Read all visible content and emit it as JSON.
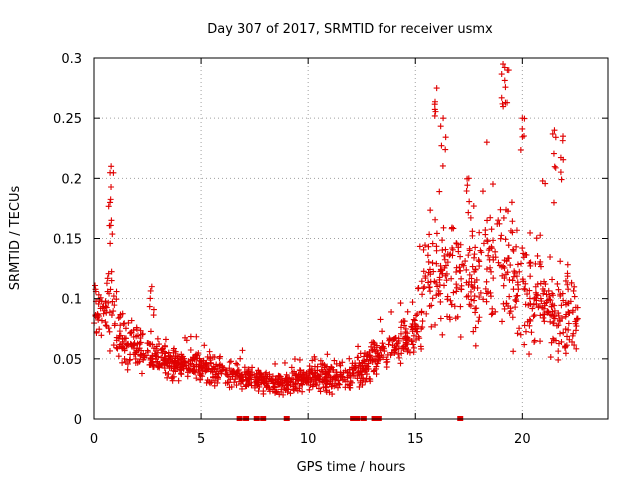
{
  "chart_data": {
    "type": "scatter",
    "title": "Day 307 of 2017, SRMTID for receiver usmx",
    "xlabel": "GPS time / hours",
    "ylabel": "SRMTID / TECUs",
    "xlim": [
      0,
      24
    ],
    "ylim": [
      0,
      0.3
    ],
    "xticks": [
      0,
      5,
      10,
      15,
      20
    ],
    "xtick_labels": [
      "0",
      "5",
      "10",
      "15",
      "20"
    ],
    "yticks": [
      0,
      0.05,
      0.1,
      0.15,
      0.2,
      0.25,
      0.3
    ],
    "ytick_labels": [
      "0",
      "0.05",
      "0.1",
      "0.15",
      "0.2",
      "0.25",
      "0.3"
    ],
    "grid": true,
    "marker": "+",
    "color": "#e00000",
    "trend": {
      "x": [
        0,
        0.5,
        0.8,
        1.0,
        1.5,
        2,
        3,
        4,
        5,
        6,
        7,
        8,
        9,
        10,
        11,
        12,
        12.5,
        13,
        14,
        15,
        15.5,
        16,
        17,
        18,
        19,
        20,
        21,
        22,
        22.6
      ],
      "y": [
        0.09,
        0.085,
        0.1,
        0.07,
        0.065,
        0.06,
        0.05,
        0.045,
        0.045,
        0.04,
        0.035,
        0.03,
        0.03,
        0.035,
        0.035,
        0.035,
        0.04,
        0.05,
        0.06,
        0.075,
        0.11,
        0.12,
        0.115,
        0.12,
        0.13,
        0.11,
        0.095,
        0.09,
        0.085
      ],
      "spread": [
        0.02,
        0.025,
        0.04,
        0.02,
        0.02,
        0.018,
        0.015,
        0.012,
        0.012,
        0.012,
        0.01,
        0.01,
        0.01,
        0.012,
        0.012,
        0.012,
        0.012,
        0.014,
        0.018,
        0.02,
        0.04,
        0.045,
        0.045,
        0.045,
        0.05,
        0.045,
        0.04,
        0.035,
        0.03
      ]
    },
    "peaks": [
      {
        "x": 0.8,
        "y": 0.21
      },
      {
        "x": 0.75,
        "y": 0.18
      },
      {
        "x": 16.0,
        "y": 0.275
      },
      {
        "x": 16.3,
        "y": 0.25
      },
      {
        "x": 19.1,
        "y": 0.295
      },
      {
        "x": 19.3,
        "y": 0.29
      },
      {
        "x": 20.0,
        "y": 0.25
      },
      {
        "x": 21.5,
        "y": 0.24
      },
      {
        "x": 21.9,
        "y": 0.235
      },
      {
        "x": 17.5,
        "y": 0.2
      },
      {
        "x": 2.7,
        "y": 0.11
      }
    ],
    "zero_markers_x": [
      6.8,
      7.1,
      7.6,
      7.9,
      9.0,
      12.1,
      12.3,
      12.6,
      13.1,
      13.3,
      17.1
    ],
    "data_range_x": [
      0,
      22.6
    ]
  }
}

○ ○ ○

*The problem*: Set every line down exactly as written, leaving each picture out.

*Full output*:
Read all visible content and emit it as JSON.
{
  "chart_data": {
    "type": "scatter",
    "title": "Day 307 of 2017, SRMTID for receiver usmx",
    "xlabel": "GPS time / hours",
    "ylabel": "SRMTID / TECUs",
    "xlim": [
      0,
      24
    ],
    "ylim": [
      0,
      0.3
    ],
    "xticks": [
      0,
      5,
      10,
      15,
      20
    ],
    "xtick_labels": [
      "0",
      "5",
      "10",
      "15",
      "20"
    ],
    "yticks": [
      0,
      0.05,
      0.1,
      0.15,
      0.2,
      0.25,
      0.3
    ],
    "ytick_labels": [
      "0",
      "0.05",
      "0.1",
      "0.15",
      "0.2",
      "0.25",
      "0.3"
    ],
    "grid": true,
    "marker": "+",
    "color": "#e00000",
    "trend": {
      "x": [
        0,
        0.5,
        0.8,
        1.0,
        1.5,
        2,
        3,
        4,
        5,
        6,
        7,
        8,
        9,
        10,
        11,
        12,
        12.5,
        13,
        14,
        15,
        15.5,
        16,
        17,
        18,
        19,
        20,
        21,
        22,
        22.6
      ],
      "y": [
        0.09,
        0.085,
        0.1,
        0.07,
        0.065,
        0.06,
        0.05,
        0.045,
        0.045,
        0.04,
        0.035,
        0.03,
        0.03,
        0.035,
        0.035,
        0.035,
        0.04,
        0.05,
        0.06,
        0.075,
        0.11,
        0.12,
        0.115,
        0.12,
        0.13,
        0.11,
        0.095,
        0.09,
        0.085
      ],
      "spread": [
        0.02,
        0.025,
        0.04,
        0.02,
        0.02,
        0.018,
        0.015,
        0.012,
        0.012,
        0.012,
        0.01,
        0.01,
        0.01,
        0.012,
        0.012,
        0.012,
        0.012,
        0.014,
        0.018,
        0.02,
        0.04,
        0.045,
        0.045,
        0.045,
        0.05,
        0.045,
        0.04,
        0.035,
        0.03
      ]
    },
    "peaks": [
      {
        "x": 0.8,
        "y": 0.21
      },
      {
        "x": 0.75,
        "y": 0.18
      },
      {
        "x": 16.0,
        "y": 0.275
      },
      {
        "x": 16.3,
        "y": 0.25
      },
      {
        "x": 19.1,
        "y": 0.295
      },
      {
        "x": 19.3,
        "y": 0.29
      },
      {
        "x": 20.0,
        "y": 0.25
      },
      {
        "x": 21.5,
        "y": 0.24
      },
      {
        "x": 21.9,
        "y": 0.235
      },
      {
        "x": 17.5,
        "y": 0.2
      },
      {
        "x": 2.7,
        "y": 0.11
      }
    ],
    "zero_markers_x": [
      6.8,
      7.1,
      7.6,
      7.9,
      9.0,
      12.1,
      12.3,
      12.6,
      13.1,
      13.3,
      17.1
    ],
    "data_range_x": [
      0,
      22.6
    ]
  }
}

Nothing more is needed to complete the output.